> **Exercise inputs**
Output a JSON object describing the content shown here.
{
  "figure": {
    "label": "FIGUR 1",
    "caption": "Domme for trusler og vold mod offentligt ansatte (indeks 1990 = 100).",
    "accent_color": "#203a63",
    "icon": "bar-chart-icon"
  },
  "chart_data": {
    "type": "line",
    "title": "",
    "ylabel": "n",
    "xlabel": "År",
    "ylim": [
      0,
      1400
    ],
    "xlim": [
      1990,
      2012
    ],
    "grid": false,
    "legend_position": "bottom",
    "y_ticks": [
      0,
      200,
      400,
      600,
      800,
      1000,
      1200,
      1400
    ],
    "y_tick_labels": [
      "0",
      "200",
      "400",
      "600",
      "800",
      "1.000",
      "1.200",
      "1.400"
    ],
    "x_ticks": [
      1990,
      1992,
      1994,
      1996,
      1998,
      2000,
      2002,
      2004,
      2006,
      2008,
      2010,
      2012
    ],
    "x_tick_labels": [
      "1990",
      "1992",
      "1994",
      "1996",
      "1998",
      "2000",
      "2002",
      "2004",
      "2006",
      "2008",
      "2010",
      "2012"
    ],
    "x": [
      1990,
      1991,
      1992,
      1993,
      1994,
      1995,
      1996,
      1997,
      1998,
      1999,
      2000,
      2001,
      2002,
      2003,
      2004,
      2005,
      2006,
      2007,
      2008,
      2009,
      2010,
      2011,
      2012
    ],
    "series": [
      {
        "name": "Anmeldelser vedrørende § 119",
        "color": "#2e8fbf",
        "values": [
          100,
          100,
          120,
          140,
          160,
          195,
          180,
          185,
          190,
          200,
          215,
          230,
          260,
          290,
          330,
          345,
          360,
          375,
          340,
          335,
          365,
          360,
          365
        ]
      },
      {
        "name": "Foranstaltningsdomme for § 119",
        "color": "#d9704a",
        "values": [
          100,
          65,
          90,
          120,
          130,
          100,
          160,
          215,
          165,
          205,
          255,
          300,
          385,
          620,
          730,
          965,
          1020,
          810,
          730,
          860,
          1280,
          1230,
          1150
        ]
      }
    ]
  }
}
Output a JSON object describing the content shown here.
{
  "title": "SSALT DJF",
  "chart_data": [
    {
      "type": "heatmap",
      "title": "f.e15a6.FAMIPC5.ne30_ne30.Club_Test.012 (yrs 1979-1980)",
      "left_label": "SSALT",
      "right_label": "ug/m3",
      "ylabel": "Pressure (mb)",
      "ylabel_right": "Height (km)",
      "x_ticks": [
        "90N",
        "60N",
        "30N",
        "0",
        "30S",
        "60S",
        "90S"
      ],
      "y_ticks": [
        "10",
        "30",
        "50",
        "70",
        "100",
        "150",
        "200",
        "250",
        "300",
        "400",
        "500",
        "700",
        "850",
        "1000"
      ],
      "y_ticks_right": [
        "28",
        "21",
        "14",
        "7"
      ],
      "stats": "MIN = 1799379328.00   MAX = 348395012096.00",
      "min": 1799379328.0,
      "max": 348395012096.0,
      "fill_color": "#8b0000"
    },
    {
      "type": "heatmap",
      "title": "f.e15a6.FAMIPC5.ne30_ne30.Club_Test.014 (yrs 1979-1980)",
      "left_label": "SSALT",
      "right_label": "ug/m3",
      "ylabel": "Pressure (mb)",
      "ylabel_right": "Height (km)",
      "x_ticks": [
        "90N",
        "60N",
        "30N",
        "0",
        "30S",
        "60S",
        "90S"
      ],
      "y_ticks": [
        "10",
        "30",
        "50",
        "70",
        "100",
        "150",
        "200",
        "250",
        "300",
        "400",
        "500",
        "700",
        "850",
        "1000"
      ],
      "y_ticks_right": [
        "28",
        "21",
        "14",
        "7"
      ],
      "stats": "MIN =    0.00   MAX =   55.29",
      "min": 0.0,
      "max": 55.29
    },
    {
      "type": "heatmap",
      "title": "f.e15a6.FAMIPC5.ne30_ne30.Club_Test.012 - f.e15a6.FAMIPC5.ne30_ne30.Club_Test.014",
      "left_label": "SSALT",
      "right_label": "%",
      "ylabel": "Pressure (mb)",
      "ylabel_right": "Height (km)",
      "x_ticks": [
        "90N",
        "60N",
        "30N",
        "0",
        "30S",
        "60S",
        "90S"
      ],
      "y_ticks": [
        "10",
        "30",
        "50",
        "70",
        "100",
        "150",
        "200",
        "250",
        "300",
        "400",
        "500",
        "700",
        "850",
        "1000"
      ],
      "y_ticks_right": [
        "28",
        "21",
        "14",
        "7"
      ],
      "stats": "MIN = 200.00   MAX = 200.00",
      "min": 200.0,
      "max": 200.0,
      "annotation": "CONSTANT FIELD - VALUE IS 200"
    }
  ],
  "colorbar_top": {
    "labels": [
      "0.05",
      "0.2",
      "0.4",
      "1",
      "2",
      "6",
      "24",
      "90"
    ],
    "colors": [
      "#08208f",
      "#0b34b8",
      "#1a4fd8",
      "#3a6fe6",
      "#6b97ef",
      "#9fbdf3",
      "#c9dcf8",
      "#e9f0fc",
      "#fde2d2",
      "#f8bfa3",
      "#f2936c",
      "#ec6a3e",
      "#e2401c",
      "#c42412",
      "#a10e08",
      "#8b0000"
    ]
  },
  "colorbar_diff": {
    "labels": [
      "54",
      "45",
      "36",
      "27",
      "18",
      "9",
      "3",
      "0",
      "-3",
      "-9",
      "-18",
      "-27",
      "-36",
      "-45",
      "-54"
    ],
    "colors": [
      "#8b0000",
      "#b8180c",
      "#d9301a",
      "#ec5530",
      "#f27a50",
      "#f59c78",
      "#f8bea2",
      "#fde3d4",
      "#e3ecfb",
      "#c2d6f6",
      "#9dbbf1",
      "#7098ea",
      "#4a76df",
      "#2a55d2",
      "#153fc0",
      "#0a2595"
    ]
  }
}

> **What to produce**
Take the listing above and set it down exactly.

> **Written solution**
Output a JSON object describing the content shown here.
{
  "figure": {
    "label": "FIGUR 1",
    "caption": "Domme for trusler og vold mod offentligt ansatte (indeks 1990 = 100).",
    "accent_color": "#203a63",
    "icon": "bar-chart-icon"
  },
  "chart_data": {
    "type": "line",
    "title": "",
    "ylabel": "n",
    "xlabel": "År",
    "ylim": [
      0,
      1400
    ],
    "xlim": [
      1990,
      2012
    ],
    "grid": false,
    "legend_position": "bottom",
    "y_ticks": [
      0,
      200,
      400,
      600,
      800,
      1000,
      1200,
      1400
    ],
    "y_tick_labels": [
      "0",
      "200",
      "400",
      "600",
      "800",
      "1.000",
      "1.200",
      "1.400"
    ],
    "x_ticks": [
      1990,
      1992,
      1994,
      1996,
      1998,
      2000,
      2002,
      2004,
      2006,
      2008,
      2010,
      2012
    ],
    "x_tick_labels": [
      "1990",
      "1992",
      "1994",
      "1996",
      "1998",
      "2000",
      "2002",
      "2004",
      "2006",
      "2008",
      "2010",
      "2012"
    ],
    "x": [
      1990,
      1991,
      1992,
      1993,
      1994,
      1995,
      1996,
      1997,
      1998,
      1999,
      2000,
      2001,
      2002,
      2003,
      2004,
      2005,
      2006,
      2007,
      2008,
      2009,
      2010,
      2011,
      2012
    ],
    "series": [
      {
        "name": "Anmeldelser vedrørende § 119",
        "color": "#2e8fbf",
        "values": [
          100,
          100,
          120,
          140,
          160,
          195,
          180,
          185,
          190,
          200,
          215,
          230,
          260,
          290,
          330,
          345,
          360,
          375,
          340,
          335,
          365,
          360,
          365
        ]
      },
      {
        "name": "Foranstaltningsdomme for § 119",
        "color": "#d9704a",
        "values": [
          100,
          65,
          90,
          120,
          130,
          100,
          160,
          215,
          165,
          205,
          255,
          300,
          385,
          620,
          730,
          965,
          1020,
          810,
          730,
          860,
          1280,
          1230,
          1150
        ]
      }
    ]
  }
}
Output a JSON object describing the content shown here.
{
  "title": "SSALT DJF",
  "chart_data": [
    {
      "type": "heatmap",
      "title": "f.e15a6.FAMIPC5.ne30_ne30.Club_Test.012 (yrs 1979-1980)",
      "left_label": "SSALT",
      "right_label": "ug/m3",
      "ylabel": "Pressure (mb)",
      "ylabel_right": "Height (km)",
      "x_ticks": [
        "90N",
        "60N",
        "30N",
        "0",
        "30S",
        "60S",
        "90S"
      ],
      "y_ticks": [
        "10",
        "30",
        "50",
        "70",
        "100",
        "150",
        "200",
        "250",
        "300",
        "400",
        "500",
        "700",
        "850",
        "1000"
      ],
      "y_ticks_right": [
        "28",
        "21",
        "14",
        "7"
      ],
      "stats": "MIN = 1799379328.00   MAX = 348395012096.00",
      "min": 1799379328.0,
      "max": 348395012096.0,
      "fill_color": "#8b0000"
    },
    {
      "type": "heatmap",
      "title": "f.e15a6.FAMIPC5.ne30_ne30.Club_Test.014 (yrs 1979-1980)",
      "left_label": "SSALT",
      "right_label": "ug/m3",
      "ylabel": "Pressure (mb)",
      "ylabel_right": "Height (km)",
      "x_ticks": [
        "90N",
        "60N",
        "30N",
        "0",
        "30S",
        "60S",
        "90S"
      ],
      "y_ticks": [
        "10",
        "30",
        "50",
        "70",
        "100",
        "150",
        "200",
        "250",
        "300",
        "400",
        "500",
        "700",
        "850",
        "1000"
      ],
      "y_ticks_right": [
        "28",
        "21",
        "14",
        "7"
      ],
      "stats": "MIN =    0.00   MAX =   55.29",
      "min": 0.0,
      "max": 55.29
    },
    {
      "type": "heatmap",
      "title": "f.e15a6.FAMIPC5.ne30_ne30.Club_Test.012 - f.e15a6.FAMIPC5.ne30_ne30.Club_Test.014",
      "left_label": "SSALT",
      "right_label": "%",
      "ylabel": "Pressure (mb)",
      "ylabel_right": "Height (km)",
      "x_ticks": [
        "90N",
        "60N",
        "30N",
        "0",
        "30S",
        "60S",
        "90S"
      ],
      "y_ticks": [
        "10",
        "30",
        "50",
        "70",
        "100",
        "150",
        "200",
        "250",
        "300",
        "400",
        "500",
        "700",
        "850",
        "1000"
      ],
      "y_ticks_right": [
        "28",
        "21",
        "14",
        "7"
      ],
      "stats": "MIN = 200.00   MAX = 200.00",
      "min": 200.0,
      "max": 200.0,
      "annotation": "CONSTANT FIELD - VALUE IS 200"
    }
  ],
  "colorbar_top": {
    "labels": [
      "0.05",
      "0.2",
      "0.4",
      "1",
      "2",
      "6",
      "24",
      "90"
    ],
    "colors": [
      "#08208f",
      "#0b34b8",
      "#1a4fd8",
      "#3a6fe6",
      "#6b97ef",
      "#9fbdf3",
      "#c9dcf8",
      "#e9f0fc",
      "#fde2d2",
      "#f8bfa3",
      "#f2936c",
      "#ec6a3e",
      "#e2401c",
      "#c42412",
      "#a10e08",
      "#8b0000"
    ]
  },
  "colorbar_diff": {
    "labels": [
      "54",
      "45",
      "36",
      "27",
      "18",
      "9",
      "3",
      "0",
      "-3",
      "-9",
      "-18",
      "-27",
      "-36",
      "-45",
      "-54"
    ],
    "colors": [
      "#8b0000",
      "#b8180c",
      "#d9301a",
      "#ec5530",
      "#f27a50",
      "#f59c78",
      "#f8bea2",
      "#fde3d4",
      "#e3ecfb",
      "#c2d6f6",
      "#9dbbf1",
      "#7098ea",
      "#4a76df",
      "#2a55d2",
      "#153fc0",
      "#0a2595"
    ]
  }
}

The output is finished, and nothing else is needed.